_Goal_:
How many of the lines below contain "STRAIN"? Answer with that number alone.

_Figure data in JSON_:
--*--
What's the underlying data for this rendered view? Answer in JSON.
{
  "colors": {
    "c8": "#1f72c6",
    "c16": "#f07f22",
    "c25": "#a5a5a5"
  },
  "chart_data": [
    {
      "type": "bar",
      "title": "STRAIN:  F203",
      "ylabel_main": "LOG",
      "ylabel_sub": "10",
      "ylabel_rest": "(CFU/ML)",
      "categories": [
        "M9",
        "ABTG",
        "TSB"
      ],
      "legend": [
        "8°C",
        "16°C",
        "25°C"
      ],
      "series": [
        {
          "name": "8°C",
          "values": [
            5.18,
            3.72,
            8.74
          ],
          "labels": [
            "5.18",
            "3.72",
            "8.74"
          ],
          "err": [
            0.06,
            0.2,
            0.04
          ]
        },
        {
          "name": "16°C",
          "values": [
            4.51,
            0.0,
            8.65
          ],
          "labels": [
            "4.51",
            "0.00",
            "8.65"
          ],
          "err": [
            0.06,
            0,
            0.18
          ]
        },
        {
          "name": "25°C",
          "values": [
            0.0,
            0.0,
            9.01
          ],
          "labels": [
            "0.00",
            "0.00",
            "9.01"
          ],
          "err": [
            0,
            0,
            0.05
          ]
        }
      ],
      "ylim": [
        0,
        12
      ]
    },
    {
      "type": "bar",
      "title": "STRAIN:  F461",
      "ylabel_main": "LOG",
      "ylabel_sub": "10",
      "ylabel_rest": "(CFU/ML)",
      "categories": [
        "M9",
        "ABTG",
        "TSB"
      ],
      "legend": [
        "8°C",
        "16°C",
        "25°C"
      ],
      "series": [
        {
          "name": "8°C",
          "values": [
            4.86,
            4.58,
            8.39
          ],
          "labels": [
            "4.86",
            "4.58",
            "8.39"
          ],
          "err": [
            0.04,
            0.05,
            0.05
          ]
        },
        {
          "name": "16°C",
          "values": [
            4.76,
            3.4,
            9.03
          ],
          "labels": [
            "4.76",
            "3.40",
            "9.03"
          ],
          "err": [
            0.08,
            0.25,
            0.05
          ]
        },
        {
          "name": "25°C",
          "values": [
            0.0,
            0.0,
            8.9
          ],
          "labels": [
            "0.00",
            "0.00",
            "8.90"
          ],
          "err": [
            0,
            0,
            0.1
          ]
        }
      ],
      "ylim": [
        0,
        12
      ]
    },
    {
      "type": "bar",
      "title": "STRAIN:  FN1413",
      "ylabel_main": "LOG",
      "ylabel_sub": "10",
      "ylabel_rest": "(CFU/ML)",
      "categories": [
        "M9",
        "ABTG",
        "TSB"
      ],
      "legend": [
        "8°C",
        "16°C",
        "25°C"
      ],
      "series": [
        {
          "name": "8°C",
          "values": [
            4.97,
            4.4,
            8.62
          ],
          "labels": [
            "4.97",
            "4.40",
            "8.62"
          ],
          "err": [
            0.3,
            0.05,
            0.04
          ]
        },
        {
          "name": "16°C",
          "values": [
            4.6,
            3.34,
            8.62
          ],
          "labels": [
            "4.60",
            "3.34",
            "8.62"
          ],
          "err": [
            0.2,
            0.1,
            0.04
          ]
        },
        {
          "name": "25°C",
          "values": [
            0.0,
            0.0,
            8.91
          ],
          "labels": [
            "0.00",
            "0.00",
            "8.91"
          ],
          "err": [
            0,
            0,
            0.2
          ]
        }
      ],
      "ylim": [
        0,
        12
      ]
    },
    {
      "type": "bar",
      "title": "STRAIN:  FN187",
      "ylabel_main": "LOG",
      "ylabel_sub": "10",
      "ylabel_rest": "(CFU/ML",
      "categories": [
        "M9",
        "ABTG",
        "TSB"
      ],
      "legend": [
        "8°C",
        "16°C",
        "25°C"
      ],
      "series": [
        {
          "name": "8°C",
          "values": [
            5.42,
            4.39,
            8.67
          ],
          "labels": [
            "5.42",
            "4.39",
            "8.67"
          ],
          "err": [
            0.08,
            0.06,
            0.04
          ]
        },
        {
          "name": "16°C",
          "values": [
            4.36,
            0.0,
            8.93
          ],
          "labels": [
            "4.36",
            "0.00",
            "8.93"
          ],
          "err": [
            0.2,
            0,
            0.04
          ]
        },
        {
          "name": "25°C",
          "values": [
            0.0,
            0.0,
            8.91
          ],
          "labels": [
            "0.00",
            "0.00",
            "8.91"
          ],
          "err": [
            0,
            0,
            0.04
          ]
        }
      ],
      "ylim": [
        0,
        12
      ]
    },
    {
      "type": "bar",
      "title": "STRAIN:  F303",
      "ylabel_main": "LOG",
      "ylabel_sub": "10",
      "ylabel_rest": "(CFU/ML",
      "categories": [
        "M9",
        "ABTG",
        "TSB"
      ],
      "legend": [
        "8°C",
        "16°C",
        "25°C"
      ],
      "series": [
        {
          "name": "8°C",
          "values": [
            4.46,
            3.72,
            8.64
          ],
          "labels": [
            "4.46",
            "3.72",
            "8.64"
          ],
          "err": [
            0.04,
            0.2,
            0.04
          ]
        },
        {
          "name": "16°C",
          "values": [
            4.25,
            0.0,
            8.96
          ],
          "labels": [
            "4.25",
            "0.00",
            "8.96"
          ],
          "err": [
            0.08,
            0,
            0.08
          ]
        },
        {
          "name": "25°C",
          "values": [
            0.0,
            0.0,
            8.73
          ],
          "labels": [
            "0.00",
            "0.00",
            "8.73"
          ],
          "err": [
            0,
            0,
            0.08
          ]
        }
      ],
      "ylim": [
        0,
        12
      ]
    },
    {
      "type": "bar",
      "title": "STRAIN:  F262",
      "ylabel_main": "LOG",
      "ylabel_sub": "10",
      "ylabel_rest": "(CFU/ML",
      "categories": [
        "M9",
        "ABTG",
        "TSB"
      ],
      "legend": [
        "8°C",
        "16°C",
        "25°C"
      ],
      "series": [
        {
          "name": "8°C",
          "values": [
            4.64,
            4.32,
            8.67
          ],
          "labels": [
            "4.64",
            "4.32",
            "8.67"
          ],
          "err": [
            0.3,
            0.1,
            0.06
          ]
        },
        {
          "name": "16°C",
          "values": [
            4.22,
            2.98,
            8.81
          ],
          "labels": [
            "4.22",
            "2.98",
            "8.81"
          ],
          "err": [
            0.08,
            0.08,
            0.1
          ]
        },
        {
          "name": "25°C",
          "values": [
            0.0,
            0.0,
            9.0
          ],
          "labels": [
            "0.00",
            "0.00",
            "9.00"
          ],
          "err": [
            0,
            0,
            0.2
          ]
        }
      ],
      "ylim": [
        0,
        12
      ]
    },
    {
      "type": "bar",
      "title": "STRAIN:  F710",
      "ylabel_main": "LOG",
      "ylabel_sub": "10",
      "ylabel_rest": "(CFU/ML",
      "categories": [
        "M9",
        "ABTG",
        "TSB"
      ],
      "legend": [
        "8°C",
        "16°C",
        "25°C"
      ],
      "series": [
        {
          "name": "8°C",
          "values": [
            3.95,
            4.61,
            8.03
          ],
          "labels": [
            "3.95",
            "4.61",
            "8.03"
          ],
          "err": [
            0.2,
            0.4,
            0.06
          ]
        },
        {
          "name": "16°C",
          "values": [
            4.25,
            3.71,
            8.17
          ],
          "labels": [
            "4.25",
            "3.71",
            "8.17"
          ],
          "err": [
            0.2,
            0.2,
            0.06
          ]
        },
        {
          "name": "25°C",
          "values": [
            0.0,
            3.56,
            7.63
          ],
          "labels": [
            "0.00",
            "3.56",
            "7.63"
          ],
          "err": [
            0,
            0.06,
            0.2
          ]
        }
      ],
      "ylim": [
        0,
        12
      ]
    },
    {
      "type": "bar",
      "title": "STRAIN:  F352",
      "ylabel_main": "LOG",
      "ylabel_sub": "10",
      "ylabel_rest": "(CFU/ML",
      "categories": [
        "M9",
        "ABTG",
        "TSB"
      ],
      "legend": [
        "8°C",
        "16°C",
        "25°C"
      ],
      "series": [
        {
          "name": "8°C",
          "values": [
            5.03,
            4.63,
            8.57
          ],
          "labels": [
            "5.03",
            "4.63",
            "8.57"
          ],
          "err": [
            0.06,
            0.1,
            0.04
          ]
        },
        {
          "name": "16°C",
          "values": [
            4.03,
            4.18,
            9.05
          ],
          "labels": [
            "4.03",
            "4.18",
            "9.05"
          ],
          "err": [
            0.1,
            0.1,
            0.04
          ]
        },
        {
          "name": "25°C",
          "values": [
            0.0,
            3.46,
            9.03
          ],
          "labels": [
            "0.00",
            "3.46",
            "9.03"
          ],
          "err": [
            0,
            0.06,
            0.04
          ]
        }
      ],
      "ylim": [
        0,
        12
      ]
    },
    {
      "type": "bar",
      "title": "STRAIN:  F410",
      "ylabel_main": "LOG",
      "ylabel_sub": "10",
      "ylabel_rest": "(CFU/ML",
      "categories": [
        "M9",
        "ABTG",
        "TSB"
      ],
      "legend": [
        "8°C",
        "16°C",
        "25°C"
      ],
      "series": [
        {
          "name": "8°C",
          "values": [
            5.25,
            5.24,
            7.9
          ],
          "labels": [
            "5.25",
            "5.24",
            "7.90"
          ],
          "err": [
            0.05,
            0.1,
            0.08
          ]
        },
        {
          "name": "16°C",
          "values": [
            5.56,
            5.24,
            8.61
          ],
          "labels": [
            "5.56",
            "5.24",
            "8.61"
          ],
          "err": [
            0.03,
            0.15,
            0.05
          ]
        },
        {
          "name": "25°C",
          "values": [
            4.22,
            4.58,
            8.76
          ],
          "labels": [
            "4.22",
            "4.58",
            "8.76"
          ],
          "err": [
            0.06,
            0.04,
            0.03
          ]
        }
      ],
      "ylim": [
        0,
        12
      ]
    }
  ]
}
--*--
_Task output_:
9